### ITEMS
^^^^^^^^

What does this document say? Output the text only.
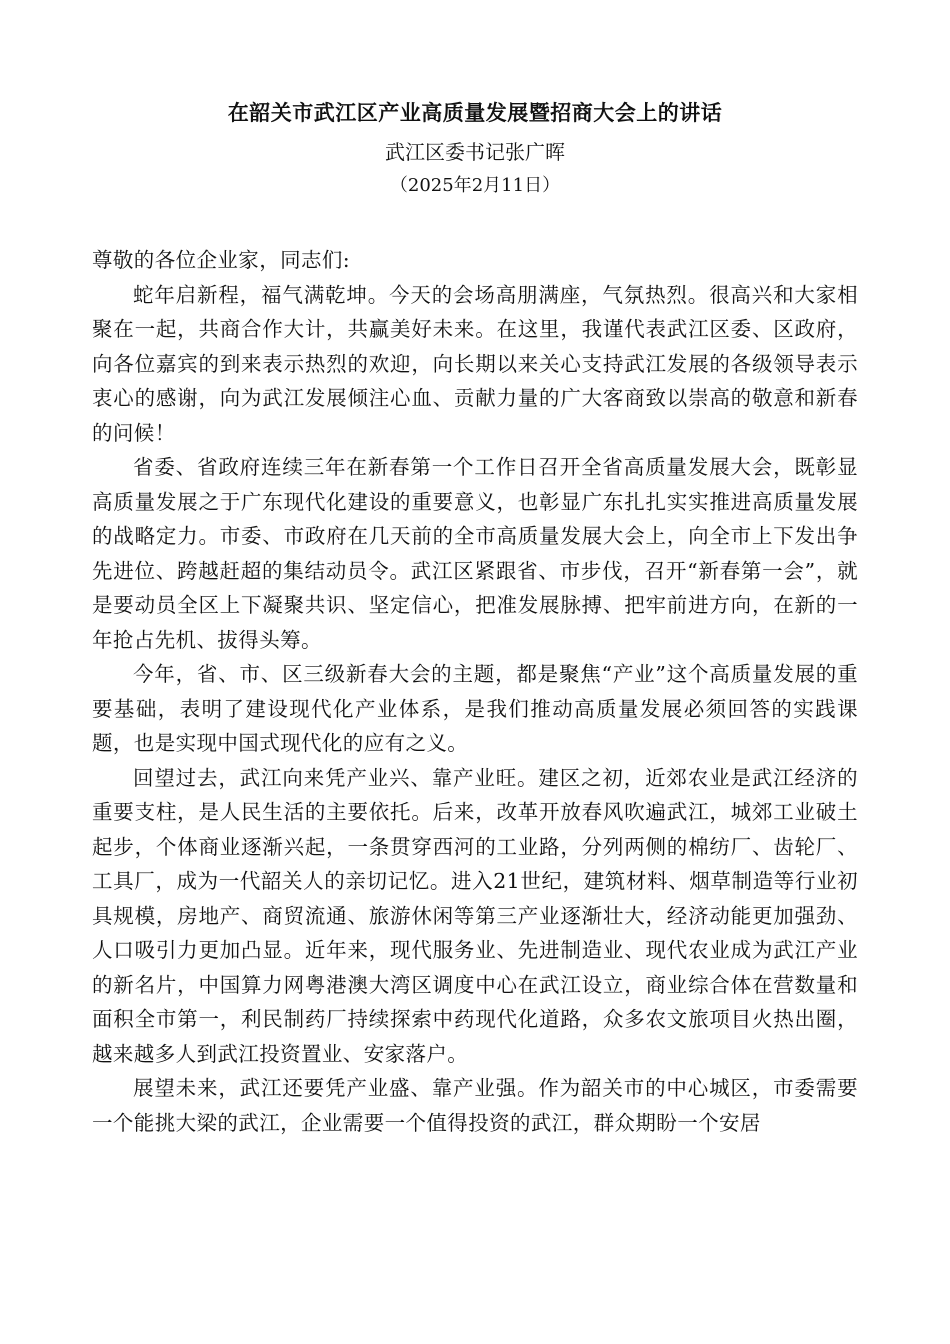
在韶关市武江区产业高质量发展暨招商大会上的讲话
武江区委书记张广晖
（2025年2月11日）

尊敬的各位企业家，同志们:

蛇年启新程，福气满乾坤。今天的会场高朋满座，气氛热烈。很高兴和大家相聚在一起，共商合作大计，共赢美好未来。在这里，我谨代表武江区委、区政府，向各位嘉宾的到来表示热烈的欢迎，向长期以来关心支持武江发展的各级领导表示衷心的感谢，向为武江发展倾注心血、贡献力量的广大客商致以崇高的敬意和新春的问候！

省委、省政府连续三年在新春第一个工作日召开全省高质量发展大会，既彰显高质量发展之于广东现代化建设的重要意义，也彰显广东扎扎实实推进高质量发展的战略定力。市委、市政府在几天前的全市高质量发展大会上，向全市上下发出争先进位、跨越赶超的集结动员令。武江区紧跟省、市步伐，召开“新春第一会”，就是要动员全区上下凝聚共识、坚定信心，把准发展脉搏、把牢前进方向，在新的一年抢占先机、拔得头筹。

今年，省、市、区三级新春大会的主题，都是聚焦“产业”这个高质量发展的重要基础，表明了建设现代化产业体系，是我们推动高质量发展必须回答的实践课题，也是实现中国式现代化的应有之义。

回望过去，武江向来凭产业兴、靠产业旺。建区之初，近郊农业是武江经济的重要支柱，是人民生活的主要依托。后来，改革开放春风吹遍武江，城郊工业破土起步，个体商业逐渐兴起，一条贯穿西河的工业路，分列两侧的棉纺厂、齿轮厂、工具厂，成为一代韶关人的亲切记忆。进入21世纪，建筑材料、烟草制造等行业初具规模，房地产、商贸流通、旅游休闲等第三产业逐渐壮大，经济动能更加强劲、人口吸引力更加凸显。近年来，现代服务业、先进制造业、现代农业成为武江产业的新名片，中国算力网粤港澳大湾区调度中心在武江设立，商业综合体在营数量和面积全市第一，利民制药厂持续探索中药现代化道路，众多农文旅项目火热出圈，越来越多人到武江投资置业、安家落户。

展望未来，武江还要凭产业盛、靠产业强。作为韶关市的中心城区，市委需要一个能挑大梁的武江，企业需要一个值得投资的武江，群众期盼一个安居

^^^^^^^^

### STATED EXERCISE
Quote every entry exactly, with the pictures omitted.

### EXERCISE ANSWER
What does this document say? Output the text only.
在韶关市武江区产业高质量发展暨招商大会上的讲话
武江区委书记张广晖
（2025年2月11日）

尊敬的各位企业家，同志们:

蛇年启新程，福气满乾坤。今天的会场高朋满座，气氛热烈。很高兴和大家相聚在一起，共商合作大计，共赢美好未来。在这里，我谨代表武江区委、区政府，向各位嘉宾的到来表示热烈的欢迎，向长期以来关心支持武江发展的各级领导表示衷心的感谢，向为武江发展倾注心血、贡献力量的广大客商致以崇高的敬意和新春的问候！

省委、省政府连续三年在新春第一个工作日召开全省高质量发展大会，既彰显高质量发展之于广东现代化建设的重要意义，也彰显广东扎扎实实推进高质量发展的战略定力。市委、市政府在几天前的全市高质量发展大会上，向全市上下发出争先进位、跨越赶超的集结动员令。武江区紧跟省、市步伐，召开“新春第一会”，就是要动员全区上下凝聚共识、坚定信心，把准发展脉搏、把牢前进方向，在新的一年抢占先机、拔得头筹。

今年，省、市、区三级新春大会的主题，都是聚焦“产业”这个高质量发展的重要基础，表明了建设现代化产业体系，是我们推动高质量发展必须回答的实践课题，也是实现中国式现代化的应有之义。

回望过去，武江向来凭产业兴、靠产业旺。建区之初，近郊农业是武江经济的重要支柱，是人民生活的主要依托。后来，改革开放春风吹遍武江，城郊工业破土起步，个体商业逐渐兴起，一条贯穿西河的工业路，分列两侧的棉纺厂、齿轮厂、工具厂，成为一代韶关人的亲切记忆。进入21世纪，建筑材料、烟草制造等行业初具规模，房地产、商贸流通、旅游休闲等第三产业逐渐壮大，经济动能更加强劲、人口吸引力更加凸显。近年来，现代服务业、先进制造业、现代农业成为武江产业的新名片，中国算力网粤港澳大湾区调度中心在武江设立，商业综合体在营数量和面积全市第一，利民制药厂持续探索中药现代化道路，众多农文旅项目火热出圈，越来越多人到武江投资置业、安家落户。

展望未来，武江还要凭产业盛、靠产业强。作为韶关市的中心城区，市委需要一个能挑大梁的武江，企业需要一个值得投资的武江，群众期盼一个安居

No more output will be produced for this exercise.